Written request:
Pull out every line below holding the word "France".
|---|
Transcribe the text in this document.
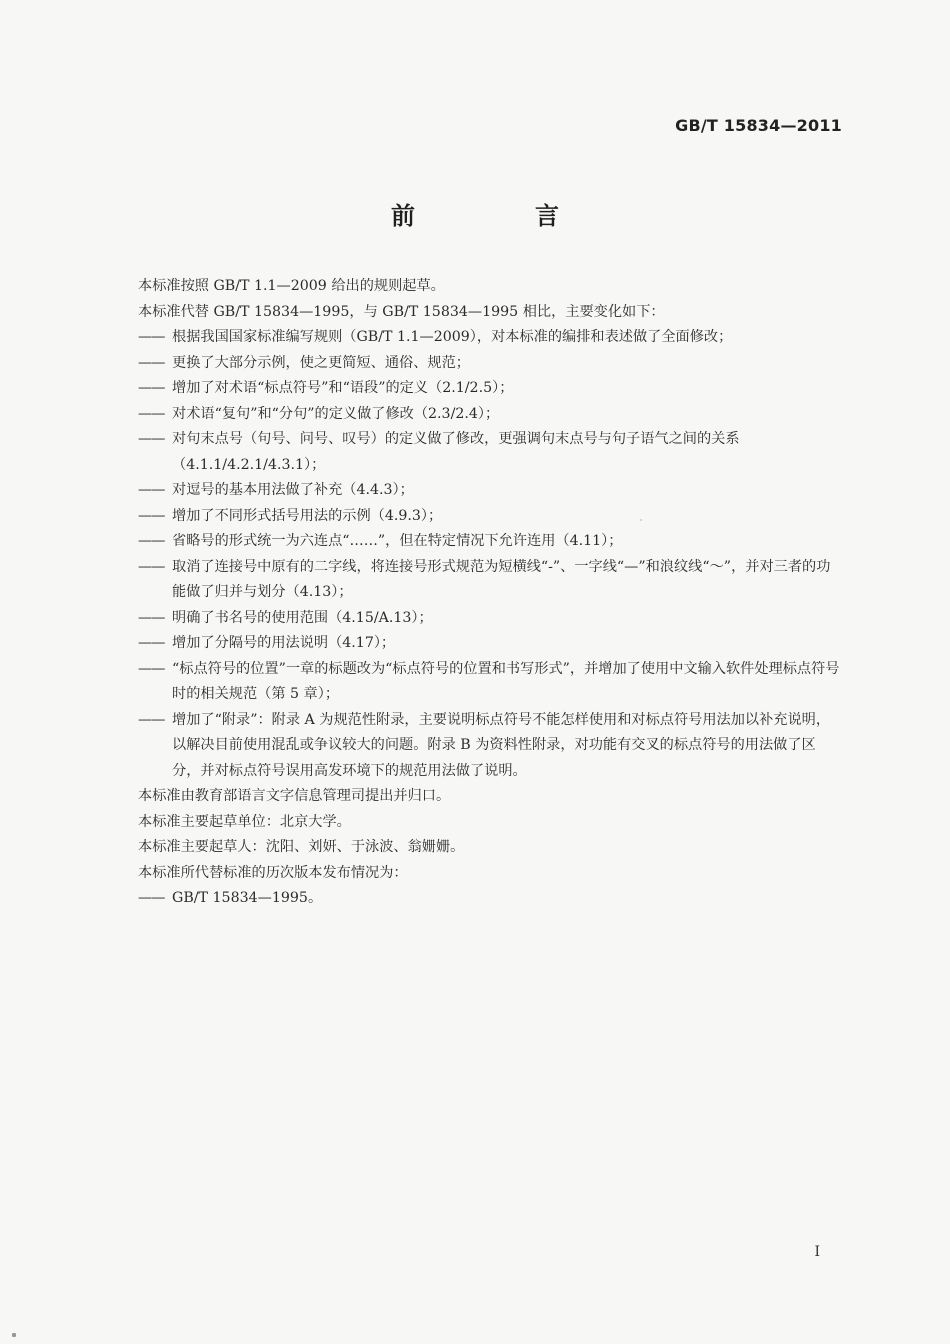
GB/T 15834—2011
前　言

本标准按照 GB/T 1.1—2009 给出的规则起草。

本标准代替 GB/T 15834—1995，与 GB/T 15834—1995 相比，主要变化如下：

—— 根据我国国家标准编写规则（GB/T 1.1—2009），对本标准的编排和表述做了全面修改；
—— 更换了大部分示例，使之更简短、通俗、规范；
—— 增加了对术语“标点符号”和“语段”的定义（2.1/2.5）；
—— 对术语“复句”和“分句”的定义做了修改（2.3/2.4）；
—— 对句末点号（句号、问号、叹号）的定义做了修改，更强调句末点号与句子语气之间的关系（4.1.1/4.2.1/4.3.1）；
—— 对逗号的基本用法做了补充（4.4.3）；
—— 增加了不同形式括号用法的示例（4.9.3）；
—— 省略号的形式统一为六连点“……”，但在特定情况下允许连用（4.11）；
—— 取消了连接号中原有的二字线，将连接号形式规范为短横线“-”、一字线“—”和浪纹线“～”，并对三者的功能做了归并与划分（4.13）；
—— 明确了书名号的使用范围（4.15/A.13）；
—— 增加了分隔号的用法说明（4.17）；
—— “标点符号的位置”一章的标题改为“标点符号的位置和书写形式”，并增加了使用中文输入软件处理标点符号时的相关规范（第 5 章）；
—— 增加了“附录”：附录 A 为规范性附录，主要说明标点符号不能怎样使用和对标点符号用法加以补充说明，以解决目前使用混乱或争议较大的问题。附录 B 为资料性附录，对功能有交叉的标点符号的用法做了区分，并对标点符号误用高发环境下的规范用法做了说明。

本标准由教育部语言文字信息管理司提出并归口。

本标准主要起草单位：北京大学。

本标准主要起草人：沈阳、刘妍、于泳波、翁姗姗。

本标准所代替标准的历次版本发布情况为：

—— GB/T 15834—1995。
I
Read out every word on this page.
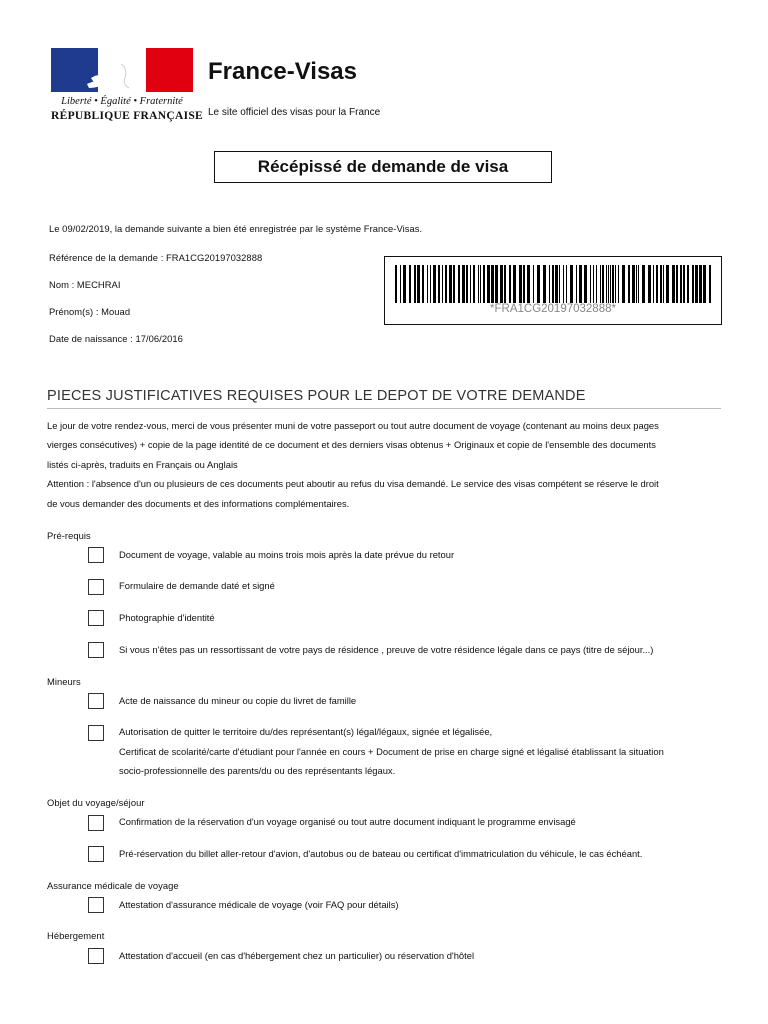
Liberté • Égalité • Fraternité
RÉPUBLIQUE FRANÇAISE
France-Visas
Le site officiel des visas pour la France
Récépissé de demande de visa
Le 09/02/2019, la demande suivante a bien été enregistrée par le système France-Visas.
Référence de la demande : FRA1CG20197032888
Nom : MECHRAI
Prénom(s) : Mouad
Date de naissance : 17/06/2016
*FRA1CG20197032888*
PIECES JUSTIFICATIVES REQUISES POUR LE DEPOT DE VOTRE DEMANDE
Le jour de votre rendez-vous, merci de vous présenter muni de votre passeport ou tout autre document de voyage (contenant au moins deux pages
vierges consécutives) + copie de la page identité de ce document et des derniers visas obtenus + Originaux et copie de l'ensemble des documents
listés ci-après, traduits en Français ou Anglais
Attention : l'absence d'un ou plusieurs de ces documents peut aboutir au refus du visa demandé. Le service des visas compétent se réserve le droit
de vous demander des documents et des informations complémentaires.
Pré-requis
Document de voyage, valable au moins trois mois après la date prévue du retour
Formulaire de demande daté et signé
Photographie d'identité
Si vous n'êtes pas un ressortissant de votre pays de résidence , preuve de votre résidence légale dans ce pays (titre de séjour...)
Mineurs
Acte de naissance du mineur ou copie du livret de famille
Autorisation de quitter le territoire du/des représentant(s) légal/légaux, signée et légalisée,
Certificat de scolarité/carte d'étudiant pour l'année en cours + Document de prise en charge signé et légalisé établissant la situation
socio-professionnelle des parents/du ou des représentants légaux.
Objet du voyage/séjour
Confirmation de la réservation d'un voyage organisé ou tout autre document indiquant le programme envisagé
Pré-réservation du billet aller-retour d'avion, d'autobus ou de bateau ou certificat d'immatriculation du véhicule, le cas échéant.
Assurance médicale de voyage
Attestation d'assurance médicale de voyage (voir FAQ pour détails)
Hébergement
Attestation d'accueil (en cas d'hébergement chez un particulier) ou réservation d'hôtel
|---|
Finished exercise:
France-Visas
Le site officiel des visas pour la France
Le 09/02/2019, la demande suivante a bien été enregistrée par le système France-Visas.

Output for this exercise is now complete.